### Job
Each entry below should be reproduced character for character.

/---

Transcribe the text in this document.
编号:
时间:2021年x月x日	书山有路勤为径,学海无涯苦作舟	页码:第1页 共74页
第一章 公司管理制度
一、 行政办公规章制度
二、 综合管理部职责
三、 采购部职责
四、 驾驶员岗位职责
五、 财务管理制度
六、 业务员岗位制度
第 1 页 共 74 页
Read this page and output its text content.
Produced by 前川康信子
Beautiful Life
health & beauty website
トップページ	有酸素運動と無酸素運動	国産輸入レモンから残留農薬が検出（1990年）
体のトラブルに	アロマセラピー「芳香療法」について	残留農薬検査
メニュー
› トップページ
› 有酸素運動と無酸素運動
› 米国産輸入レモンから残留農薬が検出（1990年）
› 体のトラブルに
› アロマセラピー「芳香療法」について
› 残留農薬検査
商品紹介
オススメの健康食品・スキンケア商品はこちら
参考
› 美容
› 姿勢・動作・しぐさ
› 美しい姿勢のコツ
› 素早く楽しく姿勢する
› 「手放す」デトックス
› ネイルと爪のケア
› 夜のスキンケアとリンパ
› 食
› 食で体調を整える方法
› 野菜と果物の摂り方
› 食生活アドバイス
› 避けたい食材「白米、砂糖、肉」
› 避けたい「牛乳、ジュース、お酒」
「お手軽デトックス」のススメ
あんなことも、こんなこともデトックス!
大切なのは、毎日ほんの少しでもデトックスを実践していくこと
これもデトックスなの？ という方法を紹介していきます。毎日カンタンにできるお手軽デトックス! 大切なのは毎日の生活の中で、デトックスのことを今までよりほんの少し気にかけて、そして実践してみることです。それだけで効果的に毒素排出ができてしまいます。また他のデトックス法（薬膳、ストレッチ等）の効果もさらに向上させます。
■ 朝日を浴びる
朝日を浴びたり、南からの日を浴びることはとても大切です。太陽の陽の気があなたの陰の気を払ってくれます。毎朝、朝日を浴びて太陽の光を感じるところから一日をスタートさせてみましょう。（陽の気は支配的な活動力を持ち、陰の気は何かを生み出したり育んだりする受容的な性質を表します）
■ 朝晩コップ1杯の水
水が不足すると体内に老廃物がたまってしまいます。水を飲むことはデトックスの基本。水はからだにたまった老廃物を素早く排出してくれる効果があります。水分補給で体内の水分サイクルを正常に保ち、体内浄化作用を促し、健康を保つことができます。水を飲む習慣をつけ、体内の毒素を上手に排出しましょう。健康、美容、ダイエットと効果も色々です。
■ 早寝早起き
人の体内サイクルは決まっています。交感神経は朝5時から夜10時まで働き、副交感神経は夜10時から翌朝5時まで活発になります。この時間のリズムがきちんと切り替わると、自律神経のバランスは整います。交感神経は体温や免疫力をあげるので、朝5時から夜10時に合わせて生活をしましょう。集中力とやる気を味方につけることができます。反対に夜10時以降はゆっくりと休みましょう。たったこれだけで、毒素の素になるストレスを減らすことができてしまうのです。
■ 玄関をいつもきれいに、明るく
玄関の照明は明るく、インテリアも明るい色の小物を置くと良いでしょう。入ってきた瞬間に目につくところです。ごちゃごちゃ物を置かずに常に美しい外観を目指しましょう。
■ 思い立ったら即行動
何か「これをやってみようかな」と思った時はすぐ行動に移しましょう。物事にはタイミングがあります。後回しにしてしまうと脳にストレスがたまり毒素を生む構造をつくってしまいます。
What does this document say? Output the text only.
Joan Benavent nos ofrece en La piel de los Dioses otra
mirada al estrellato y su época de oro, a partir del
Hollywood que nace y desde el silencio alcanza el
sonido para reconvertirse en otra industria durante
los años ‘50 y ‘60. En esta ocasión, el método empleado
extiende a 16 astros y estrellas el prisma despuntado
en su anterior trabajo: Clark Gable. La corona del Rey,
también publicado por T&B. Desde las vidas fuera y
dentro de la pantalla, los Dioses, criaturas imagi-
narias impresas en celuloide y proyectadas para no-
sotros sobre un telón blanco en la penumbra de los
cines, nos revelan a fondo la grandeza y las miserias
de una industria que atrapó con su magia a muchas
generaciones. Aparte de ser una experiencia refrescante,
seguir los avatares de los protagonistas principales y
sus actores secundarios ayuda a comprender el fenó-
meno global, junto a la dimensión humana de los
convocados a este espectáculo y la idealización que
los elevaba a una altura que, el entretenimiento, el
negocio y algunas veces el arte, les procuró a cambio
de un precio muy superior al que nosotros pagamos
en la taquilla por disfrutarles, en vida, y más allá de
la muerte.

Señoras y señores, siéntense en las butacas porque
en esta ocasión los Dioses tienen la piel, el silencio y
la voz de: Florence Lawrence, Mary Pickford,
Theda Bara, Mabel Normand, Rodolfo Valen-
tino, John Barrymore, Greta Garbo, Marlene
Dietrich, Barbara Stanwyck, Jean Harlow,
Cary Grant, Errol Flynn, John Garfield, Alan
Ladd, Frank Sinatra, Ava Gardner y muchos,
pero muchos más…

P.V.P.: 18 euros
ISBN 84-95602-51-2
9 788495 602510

\---

### Output of the exercise
Transcribe the text in this document.
编号:
时间:2021年x月x日	书山有路勤为径,学海无涯苦作舟	页码:第1页 共74页
第一章 公司管理制度
一、 行政办公规章制度
二、 综合管理部职责
三、 采购部职责
四、 驾驶员岗位职责
五、 财务管理制度
六、 业务员岗位制度
第 1 页 共 74 页
Read this page and output its text content.
Produced by 前川康信子
Beautiful Life
health & beauty website
トップページ	有酸素運動と無酸素運動	国産輸入レモンから残留農薬が検出（1990年）
体のトラブルに	アロマセラピー「芳香療法」について	残留農薬検査
メニュー
› トップページ
› 有酸素運動と無酸素運動
› 米国産輸入レモンから残留農薬が検出（1990年）
› 体のトラブルに
› アロマセラピー「芳香療法」について
› 残留農薬検査
商品紹介
オススメの健康食品・スキンケア商品はこちら
参考
› 美容
› 姿勢・動作・しぐさ
› 美しい姿勢のコツ
› 素早く楽しく姿勢する
› 「手放す」デトックス
› ネイルと爪のケア
› 夜のスキンケアとリンパ
› 食
› 食で体調を整える方法
› 野菜と果物の摂り方
› 食生活アドバイス
› 避けたい食材「白米、砂糖、肉」
› 避けたい「牛乳、ジュース、お酒」
「お手軽デトックス」のススメ
あんなことも、こんなこともデトックス!
大切なのは、毎日ほんの少しでもデトックスを実践していくこと
これもデトックスなの？ という方法を紹介していきます。毎日カンタンにできるお手軽デトックス! 大切なのは毎日の生活の中で、デトックスのことを今までよりほんの少し気にかけて、そして実践してみることです。それだけで効果的に毒素排出ができてしまいます。また他のデトックス法（薬膳、ストレッチ等）の効果もさらに向上させます。
■ 朝日を浴びる
朝日を浴びたり、南からの日を浴びることはとても大切です。太陽の陽の気があなたの陰の気を払ってくれます。毎朝、朝日を浴びて太陽の光を感じるところから一日をスタートさせてみましょう。（陽の気は支配的な活動力を持ち、陰の気は何かを生み出したり育んだりする受容的な性質を表します）
■ 朝晩コップ1杯の水
水が不足すると体内に老廃物がたまってしまいます。水を飲むことはデトックスの基本。水はからだにたまった老廃物を素早く排出してくれる効果があります。水分補給で体内の水分サイクルを正常に保ち、体内浄化作用を促し、健康を保つことができます。水を飲む習慣をつけ、体内の毒素を上手に排出しましょう。健康、美容、ダイエットと効果も色々です。
■ 早寝早起き
人の体内サイクルは決まっています。交感神経は朝5時から夜10時まで働き、副交感神経は夜10時から翌朝5時まで活発になります。この時間のリズムがきちんと切り替わると、自律神経のバランスは整います。交感神経は体温や免疫力をあげるので、朝5時から夜10時に合わせて生活をしましょう。集中力とやる気を味方につけることができます。反対に夜10時以降はゆっくりと休みましょう。たったこれだけで、毒素の素になるストレスを減らすことができてしまうのです。
■ 玄関をいつもきれいに、明るく
玄関の照明は明るく、インテリアも明るい色の小物を置くと良いでしょう。入ってきた瞬間に目につくところです。ごちゃごちゃ物を置かずに常に美しい外観を目指しましょう。
■ 思い立ったら即行動
何か「これをやってみようかな」と思った時はすぐ行動に移しましょう。物事にはタイミングがあります。後回しにしてしまうと脳にストレスがたまり毒素を生む構造をつくってしまいます。
What does this document say? Output the text only.
Joan Benavent nos ofrece en La piel de los Dioses otra
mirada al estrellato y su época de oro, a partir del
Hollywood que nace y desde el silencio alcanza el
sonido para reconvertirse en otra industria durante
los años ‘50 y ‘60. En esta ocasión, el método empleado
extiende a 16 astros y estrellas el prisma despuntado
en su anterior trabajo: Clark Gable. La corona del Rey,
también publicado por T&B. Desde las vidas fuera y
dentro de la pantalla, los Dioses, criaturas imagi-
narias impresas en celuloide y proyectadas para no-
sotros sobre un telón blanco en la penumbra de los
cines, nos revelan a fondo la grandeza y las miserias
de una industria que atrapó con su magia a muchas
generaciones. Aparte de ser una experiencia refrescante,
seguir los avatares de los protagonistas principales y
sus actores secundarios ayuda a comprender el fenó-
meno global, junto a la dimensión humana de los
convocados a este espectáculo y la idealización que
los elevaba a una altura que, el entretenimiento, el
negocio y algunas veces el arte, les procuró a cambio
de un precio muy superior al que nosotros pagamos
en la taquilla por disfrutarles, en vida, y más allá de
la muerte.

Señoras y señores, siéntense en las butacas porque
en esta ocasión los Dioses tienen la piel, el silencio y
la voz de: Florence Lawrence, Mary Pickford,
Theda Bara, Mabel Normand, Rodolfo Valen-
tino, John Barrymore, Greta Garbo, Marlene
Dietrich, Barbara Stanwyck, Jean Harlow,
Cary Grant, Errol Flynn, John Garfield, Alan
Ladd, Frank Sinatra, Ava Gardner y muchos,
pero muchos más…

P.V.P.: 18 euros
ISBN 84-95602-51-2
9 788495 602510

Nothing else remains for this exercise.